STATED GOAL:
Set the listing down unchanged, minus every embedded image.

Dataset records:
______________________________

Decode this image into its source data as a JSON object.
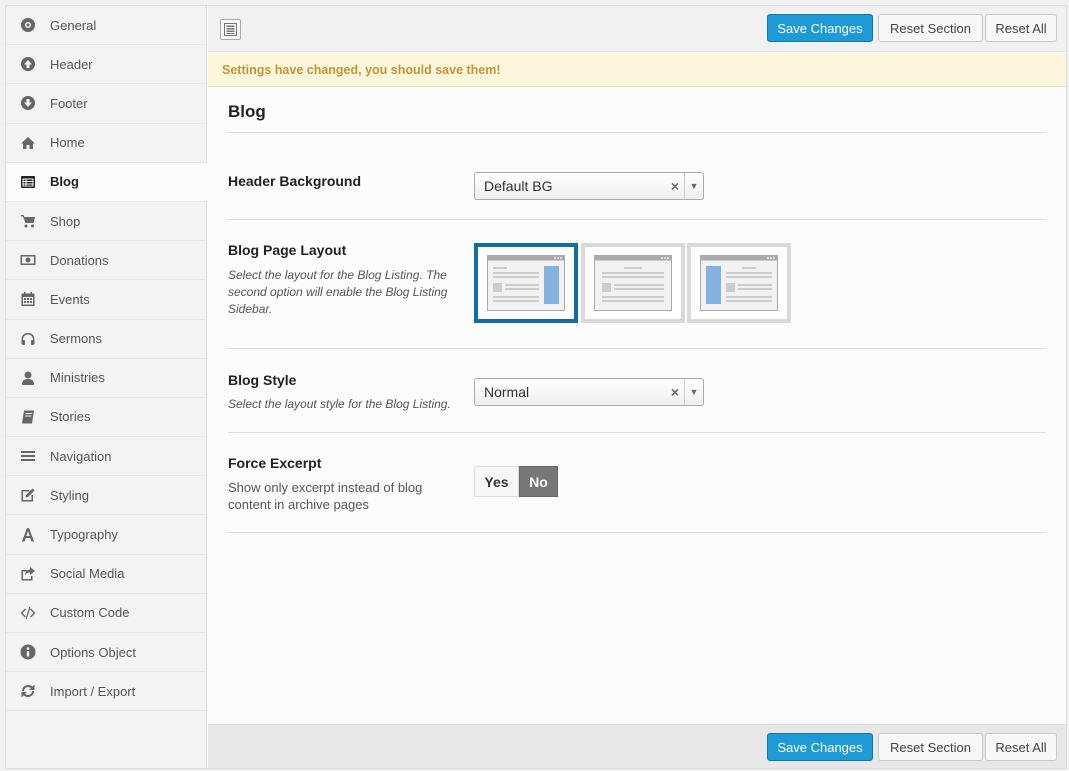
{
  "sidebar": {
    "items": [
      {
        "label": "General",
        "icon": "info-circle-icon"
      },
      {
        "label": "Header",
        "icon": "arrow-up-circle-icon"
      },
      {
        "label": "Footer",
        "icon": "arrow-down-circle-icon"
      },
      {
        "label": "Home",
        "icon": "home-icon"
      },
      {
        "label": "Blog",
        "icon": "list-alt-icon",
        "active": true
      },
      {
        "label": "Shop",
        "icon": "shopping-cart-icon"
      },
      {
        "label": "Donations",
        "icon": "money-icon"
      },
      {
        "label": "Events",
        "icon": "calendar-icon"
      },
      {
        "label": "Sermons",
        "icon": "headphones-icon"
      },
      {
        "label": "Ministries",
        "icon": "user-icon"
      },
      {
        "label": "Stories",
        "icon": "book-icon"
      },
      {
        "label": "Navigation",
        "icon": "bars-icon"
      },
      {
        "label": "Styling",
        "icon": "edit-icon"
      },
      {
        "label": "Typography",
        "icon": "font-icon"
      },
      {
        "label": "Social Media",
        "icon": "share-icon"
      },
      {
        "label": "Custom Code",
        "icon": "code-icon"
      },
      {
        "label": "Options Object",
        "icon": "info-icon"
      },
      {
        "label": "Import / Export",
        "icon": "refresh-icon"
      }
    ]
  },
  "toolbar": {
    "save_label": "Save Changes",
    "reset_section_label": "Reset Section",
    "reset_all_label": "Reset All"
  },
  "notice": "Settings have changed, you should save them!",
  "section": {
    "title": "Blog",
    "header_background": {
      "label": "Header Background",
      "value": "Default BG"
    },
    "page_layout": {
      "label": "Blog Page Layout",
      "description": "Select the layout for the Blog Listing. The second option will enable the Blog Listing Sidebar.",
      "selected_index": 0
    },
    "blog_style": {
      "label": "Blog Style",
      "description": "Select the layout style for the Blog Listing.",
      "value": "Normal"
    },
    "force_excerpt": {
      "label": "Force Excerpt",
      "description": "Show only excerpt instead of blog content in archive pages",
      "yes_label": "Yes",
      "no_label": "No",
      "value": "No"
    }
  },
  "colors": {
    "primary": "#1e9ad6",
    "selected_border": "#0f6fa1",
    "notice_text": "#c09636",
    "notice_bg": "#fcf6dc"
  }
}
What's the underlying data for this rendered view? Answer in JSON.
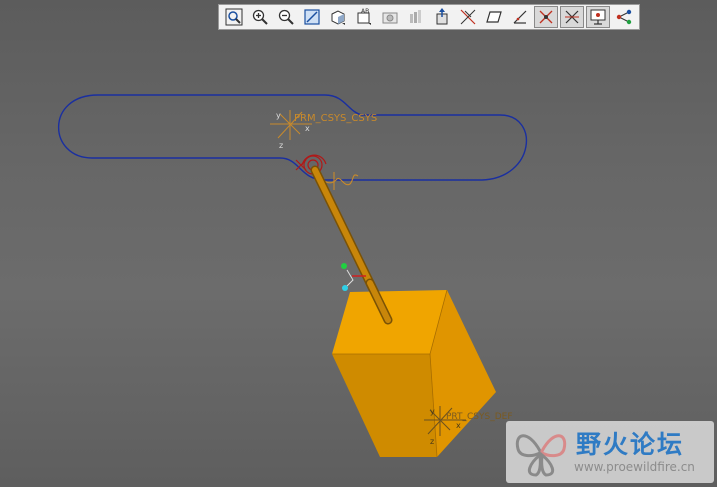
{
  "toolbar": {
    "buttons": [
      {
        "icon": "zoom-fit-icon"
      },
      {
        "icon": "zoom-in-icon"
      },
      {
        "icon": "zoom-out-icon"
      },
      {
        "icon": "repaint-icon"
      },
      {
        "icon": "display-style-icon"
      },
      {
        "icon": "saved-views-icon"
      },
      {
        "icon": "appearance-icon"
      },
      {
        "icon": "layers-icon"
      },
      {
        "icon": "spin-center-icon"
      },
      {
        "icon": "datum-axes-icon"
      },
      {
        "icon": "datum-planes-icon"
      },
      {
        "icon": "datum-points-icon"
      },
      {
        "icon": "csys-display-icon"
      },
      {
        "icon": "annotations-icon"
      },
      {
        "icon": "point-tags-icon"
      },
      {
        "icon": "model-tree-icon"
      }
    ],
    "active_buttons": [
      12,
      13,
      14
    ]
  },
  "model": {
    "csys_upper_label": "PRM_CSYS_CSYS",
    "csys_lower_label": "PRT_CSYS_DEF",
    "axis_y": "y",
    "axis_x": "x",
    "axis_z": "z",
    "colors": {
      "block": "#f0a500",
      "rod": "#c8860a",
      "path": "#1a2fa0",
      "csys": "#c98a2b",
      "joint": "#b01818"
    }
  },
  "watermark": {
    "title": "野火论坛",
    "url": "www.proewildfire.cn"
  }
}
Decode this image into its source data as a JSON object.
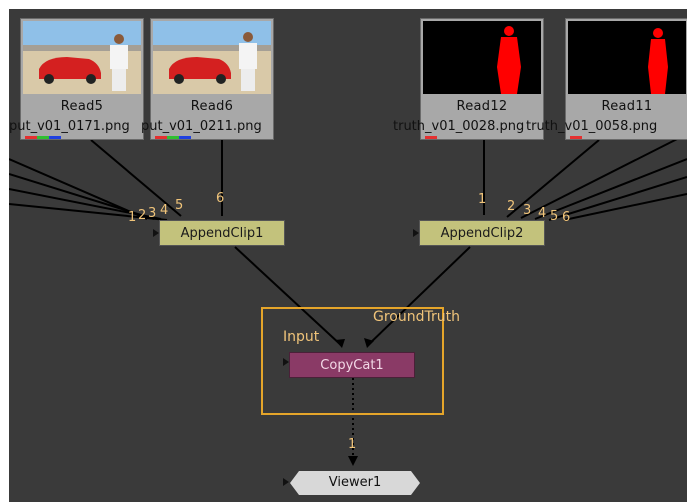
{
  "nodes": {
    "read5": {
      "name": "Read5",
      "file": "put_v01_0171.png"
    },
    "read6": {
      "name": "Read6",
      "file": "put_v01_0211.png"
    },
    "read12": {
      "name": "Read12",
      "file": "truth_v01_0028.png"
    },
    "read11": {
      "name": "Read11",
      "file": "truth_v01_0058.png"
    },
    "appendclip1": {
      "name": "AppendClip1",
      "ports": [
        "1",
        "2",
        "3",
        "4",
        "5",
        "6"
      ]
    },
    "appendclip2": {
      "name": "AppendClip2",
      "ports": [
        "1",
        "2",
        "3",
        "4",
        "5",
        "6"
      ]
    },
    "copycat1": {
      "name": "CopyCat1",
      "input_label": "Input",
      "groundtruth_label": "GroundTruth"
    },
    "viewer1": {
      "name": "Viewer1",
      "port": "1"
    }
  },
  "colors": {
    "graph_bg": "#3a3a3a",
    "append_node": "#c3c27c",
    "copycat_node": "#8a3a66",
    "backdrop_border": "#e5a52a",
    "port_label": "#f0c47a",
    "matte_red": "#ff0000"
  }
}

______________________________

REPLY TO THE TASK:
Decode this image into its source data as a JSON object.
{
  "sidebar": {
    "items": [
      {
        "label": "General",
        "icon": "info-circle-icon"
      },
      {
        "label": "Header",
        "icon": "arrow-up-circle-icon"
      },
      {
        "label": "Footer",
        "icon": "arrow-down-circle-icon"
      },
      {
        "label": "Home",
        "icon": "home-icon"
      },
      {
        "label": "Blog",
        "icon": "list-alt-icon",
        "active": true
      },
      {
        "label": "Shop",
        "icon": "shopping-cart-icon"
      },
      {
        "label": "Donations",
        "icon": "money-icon"
      },
      {
        "label": "Events",
        "icon": "calendar-icon"
      },
      {
        "label": "Sermons",
        "icon": "headphones-icon"
      },
      {
        "label": "Ministries",
        "icon": "user-icon"
      },
      {
        "label": "Stories",
        "icon": "book-icon"
      },
      {
        "label": "Navigation",
        "icon": "bars-icon"
      },
      {
        "label": "Styling",
        "icon": "edit-icon"
      },
      {
        "label": "Typography",
        "icon": "font-icon"
      },
      {
        "label": "Social Media",
        "icon": "share-icon"
      },
      {
        "label": "Custom Code",
        "icon": "code-icon"
      },
      {
        "label": "Options Object",
        "icon": "info-icon"
      },
      {
        "label": "Import / Export",
        "icon": "refresh-icon"
      }
    ]
  },
  "toolbar": {
    "save_label": "Save Changes",
    "reset_section_label": "Reset Section",
    "reset_all_label": "Reset All"
  },
  "notice": "Settings have changed, you should save them!",
  "section": {
    "title": "Blog",
    "header_background": {
      "label": "Header Background",
      "value": "Default BG"
    },
    "page_layout": {
      "label": "Blog Page Layout",
      "description": "Select the layout for the Blog Listing. The second option will enable the Blog Listing Sidebar.",
      "selected_index": 0
    },
    "blog_style": {
      "label": "Blog Style",
      "description": "Select the layout style for the Blog Listing.",
      "value": "Normal"
    },
    "force_excerpt": {
      "label": "Force Excerpt",
      "description": "Show only excerpt instead of blog content in archive pages",
      "yes_label": "Yes",
      "no_label": "No",
      "value": "No"
    }
  },
  "colors": {
    "primary": "#1e9ad6",
    "selected_border": "#0f6fa1",
    "notice_text": "#c09636",
    "notice_bg": "#fcf6dc"
  }
}
What's the underlying data for this rendered view? Answer in JSON.
{
  "toolbar": {
    "buttons": [
      {
        "icon": "zoom-fit-icon"
      },
      {
        "icon": "zoom-in-icon"
      },
      {
        "icon": "zoom-out-icon"
      },
      {
        "icon": "repaint-icon"
      },
      {
        "icon": "display-style-icon"
      },
      {
        "icon": "saved-views-icon"
      },
      {
        "icon": "appearance-icon"
      },
      {
        "icon": "layers-icon"
      },
      {
        "icon": "spin-center-icon"
      },
      {
        "icon": "datum-axes-icon"
      },
      {
        "icon": "datum-planes-icon"
      },
      {
        "icon": "datum-points-icon"
      },
      {
        "icon": "csys-display-icon"
      },
      {
        "icon": "annotations-icon"
      },
      {
        "icon": "point-tags-icon"
      },
      {
        "icon": "model-tree-icon"
      }
    ],
    "active_buttons": [
      12,
      13,
      14
    ]
  },
  "model": {
    "csys_upper_label": "PRM_CSYS_CSYS",
    "csys_lower_label": "PRT_CSYS_DEF",
    "axis_y": "y",
    "axis_x": "x",
    "axis_z": "z",
    "colors": {
      "block": "#f0a500",
      "rod": "#c8860a",
      "path": "#1a2fa0",
      "csys": "#c98a2b",
      "joint": "#b01818"
    }
  },
  "watermark": {
    "title": "野火论坛",
    "url": "www.proewildfire.cn"
  }
}
Decode this image into its source data as a JSON object.
{
  "nodes": {
    "read5": {
      "name": "Read5",
      "file": "put_v01_0171.png"
    },
    "read6": {
      "name": "Read6",
      "file": "put_v01_0211.png"
    },
    "read12": {
      "name": "Read12",
      "file": "truth_v01_0028.png"
    },
    "read11": {
      "name": "Read11",
      "file": "truth_v01_0058.png"
    },
    "appendclip1": {
      "name": "AppendClip1",
      "ports": [
        "1",
        "2",
        "3",
        "4",
        "5",
        "6"
      ]
    },
    "appendclip2": {
      "name": "AppendClip2",
      "ports": [
        "1",
        "2",
        "3",
        "4",
        "5",
        "6"
      ]
    },
    "copycat1": {
      "name": "CopyCat1",
      "input_label": "Input",
      "groundtruth_label": "GroundTruth"
    },
    "viewer1": {
      "name": "Viewer1",
      "port": "1"
    }
  },
  "colors": {
    "graph_bg": "#3a3a3a",
    "append_node": "#c3c27c",
    "copycat_node": "#8a3a66",
    "backdrop_border": "#e5a52a",
    "port_label": "#f0c47a",
    "matte_red": "#ff0000"
  }
}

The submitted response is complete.